◆ Data:
════

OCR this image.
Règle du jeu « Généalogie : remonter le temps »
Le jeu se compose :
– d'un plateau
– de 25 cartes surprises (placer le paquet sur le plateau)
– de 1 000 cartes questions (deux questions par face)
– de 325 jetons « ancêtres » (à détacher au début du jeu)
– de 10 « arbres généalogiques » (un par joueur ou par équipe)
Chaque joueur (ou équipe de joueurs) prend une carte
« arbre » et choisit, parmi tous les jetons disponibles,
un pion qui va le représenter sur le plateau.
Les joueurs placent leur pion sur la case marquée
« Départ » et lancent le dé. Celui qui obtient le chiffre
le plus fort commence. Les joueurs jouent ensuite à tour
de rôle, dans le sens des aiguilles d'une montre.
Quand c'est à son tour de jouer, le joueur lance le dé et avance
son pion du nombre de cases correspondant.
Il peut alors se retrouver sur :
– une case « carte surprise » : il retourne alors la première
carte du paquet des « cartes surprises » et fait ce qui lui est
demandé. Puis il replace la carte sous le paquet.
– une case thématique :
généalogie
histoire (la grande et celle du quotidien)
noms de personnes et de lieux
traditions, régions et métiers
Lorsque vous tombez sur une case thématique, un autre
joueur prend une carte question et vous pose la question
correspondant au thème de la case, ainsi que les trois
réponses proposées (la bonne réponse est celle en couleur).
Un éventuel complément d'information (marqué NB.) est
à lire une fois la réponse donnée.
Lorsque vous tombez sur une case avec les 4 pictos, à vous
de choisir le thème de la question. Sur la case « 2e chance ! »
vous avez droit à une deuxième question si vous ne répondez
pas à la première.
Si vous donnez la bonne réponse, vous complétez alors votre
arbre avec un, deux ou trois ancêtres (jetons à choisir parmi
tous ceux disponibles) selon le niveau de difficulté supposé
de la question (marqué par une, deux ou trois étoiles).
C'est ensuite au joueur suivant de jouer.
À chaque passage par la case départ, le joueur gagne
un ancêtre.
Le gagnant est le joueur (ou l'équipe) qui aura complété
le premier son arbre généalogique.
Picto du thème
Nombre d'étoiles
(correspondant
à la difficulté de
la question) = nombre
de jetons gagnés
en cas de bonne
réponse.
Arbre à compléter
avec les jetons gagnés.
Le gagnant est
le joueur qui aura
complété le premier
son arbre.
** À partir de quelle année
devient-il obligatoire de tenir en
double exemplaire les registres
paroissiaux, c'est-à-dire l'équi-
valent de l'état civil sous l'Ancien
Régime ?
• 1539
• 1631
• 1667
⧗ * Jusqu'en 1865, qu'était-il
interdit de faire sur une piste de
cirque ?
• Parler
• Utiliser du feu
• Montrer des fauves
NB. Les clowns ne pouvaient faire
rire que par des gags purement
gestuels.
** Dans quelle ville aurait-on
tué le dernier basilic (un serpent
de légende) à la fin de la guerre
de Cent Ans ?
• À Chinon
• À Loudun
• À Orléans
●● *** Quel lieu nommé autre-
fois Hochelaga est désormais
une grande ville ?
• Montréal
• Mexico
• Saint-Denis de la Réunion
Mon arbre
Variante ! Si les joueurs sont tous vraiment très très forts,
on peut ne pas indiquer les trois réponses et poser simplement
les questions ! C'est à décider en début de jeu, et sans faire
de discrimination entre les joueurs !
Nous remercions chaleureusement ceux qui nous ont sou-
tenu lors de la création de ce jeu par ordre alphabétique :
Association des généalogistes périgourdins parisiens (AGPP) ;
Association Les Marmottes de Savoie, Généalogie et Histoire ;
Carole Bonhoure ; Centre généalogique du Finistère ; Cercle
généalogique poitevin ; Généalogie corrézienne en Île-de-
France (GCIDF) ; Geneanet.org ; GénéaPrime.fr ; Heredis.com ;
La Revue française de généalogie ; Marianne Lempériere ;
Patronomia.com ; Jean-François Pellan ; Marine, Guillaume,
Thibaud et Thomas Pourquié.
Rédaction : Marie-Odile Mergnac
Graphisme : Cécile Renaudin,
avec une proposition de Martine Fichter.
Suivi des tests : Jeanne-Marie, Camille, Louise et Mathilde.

════

◆ Set problem:
Repeat every record, exactly as written.

◆ Solution to this exercise:
OCR this image.
Règle du jeu « Généalogie : remonter le temps »
Le jeu se compose :
– d'un plateau
– de 25 cartes surprises (placer le paquet sur le plateau)
– de 1 000 cartes questions (deux questions par face)
– de 325 jetons « ancêtres » (à détacher au début du jeu)
– de 10 « arbres généalogiques » (un par joueur ou par équipe)
Chaque joueur (ou équipe de joueurs) prend une carte
« arbre » et choisit, parmi tous les jetons disponibles,
un pion qui va le représenter sur le plateau.
Les joueurs placent leur pion sur la case marquée
« Départ » et lancent le dé. Celui qui obtient le chiffre
le plus fort commence. Les joueurs jouent ensuite à tour
de rôle, dans le sens des aiguilles d'une montre.
Quand c'est à son tour de jouer, le joueur lance le dé et avance
son pion du nombre de cases correspondant.
Il peut alors se retrouver sur :
– une case « carte surprise » : il retourne alors la première
carte du paquet des « cartes surprises » et fait ce qui lui est
demandé. Puis il replace la carte sous le paquet.
– une case thématique :
généalogie
histoire (la grande et celle du quotidien)
noms de personnes et de lieux
traditions, régions et métiers
Lorsque vous tombez sur une case thématique, un autre
joueur prend une carte question et vous pose la question
correspondant au thème de la case, ainsi que les trois
réponses proposées (la bonne réponse est celle en couleur).
Un éventuel complément d'information (marqué NB.) est
à lire une fois la réponse donnée.
Lorsque vous tombez sur une case avec les 4 pictos, à vous
de choisir le thème de la question. Sur la case « 2e chance ! »
vous avez droit à une deuxième question si vous ne répondez
pas à la première.
Si vous donnez la bonne réponse, vous complétez alors votre
arbre avec un, deux ou trois ancêtres (jetons à choisir parmi
tous ceux disponibles) selon le niveau de difficulté supposé
de la question (marqué par une, deux ou trois étoiles).
C'est ensuite au joueur suivant de jouer.
À chaque passage par la case départ, le joueur gagne
un ancêtre.
Le gagnant est le joueur (ou l'équipe) qui aura complété
le premier son arbre généalogique.
Picto du thème
Nombre d'étoiles
(correspondant
à la difficulté de
la question) = nombre
de jetons gagnés
en cas de bonne
réponse.
Arbre à compléter
avec les jetons gagnés.
Le gagnant est
le joueur qui aura
complété le premier
son arbre.
** À partir de quelle année
devient-il obligatoire de tenir en
double exemplaire les registres
paroissiaux, c'est-à-dire l'équi-
valent de l'état civil sous l'Ancien
Régime ?
• 1539
• 1631
• 1667
⧗ * Jusqu'en 1865, qu'était-il
interdit de faire sur une piste de
cirque ?
• Parler
• Utiliser du feu
• Montrer des fauves
NB. Les clowns ne pouvaient faire
rire que par des gags purement
gestuels.
** Dans quelle ville aurait-on
tué le dernier basilic (un serpent
de légende) à la fin de la guerre
de Cent Ans ?
• À Chinon
• À Loudun
• À Orléans
●● *** Quel lieu nommé autre-
fois Hochelaga est désormais
une grande ville ?
• Montréal
• Mexico
• Saint-Denis de la Réunion
Mon arbre
Variante ! Si les joueurs sont tous vraiment très très forts,
on peut ne pas indiquer les trois réponses et poser simplement
les questions ! C'est à décider en début de jeu, et sans faire
de discrimination entre les joueurs !
Nous remercions chaleureusement ceux qui nous ont sou-
tenu lors de la création de ce jeu par ordre alphabétique :
Association des généalogistes périgourdins parisiens (AGPP) ;
Association Les Marmottes de Savoie, Généalogie et Histoire ;
Carole Bonhoure ; Centre généalogique du Finistère ; Cercle
généalogique poitevin ; Généalogie corrézienne en Île-de-
France (GCIDF) ; Geneanet.org ; GénéaPrime.fr ; Heredis.com ;
La Revue française de généalogie ; Marianne Lempériere ;
Patronomia.com ; Jean-François Pellan ; Marine, Guillaume,
Thibaud et Thomas Pourquié.
Rédaction : Marie-Odile Mergnac
Graphisme : Cécile Renaudin,
avec une proposition de Martine Fichter.
Suivi des tests : Jeanne-Marie, Camille, Louise et Mathilde.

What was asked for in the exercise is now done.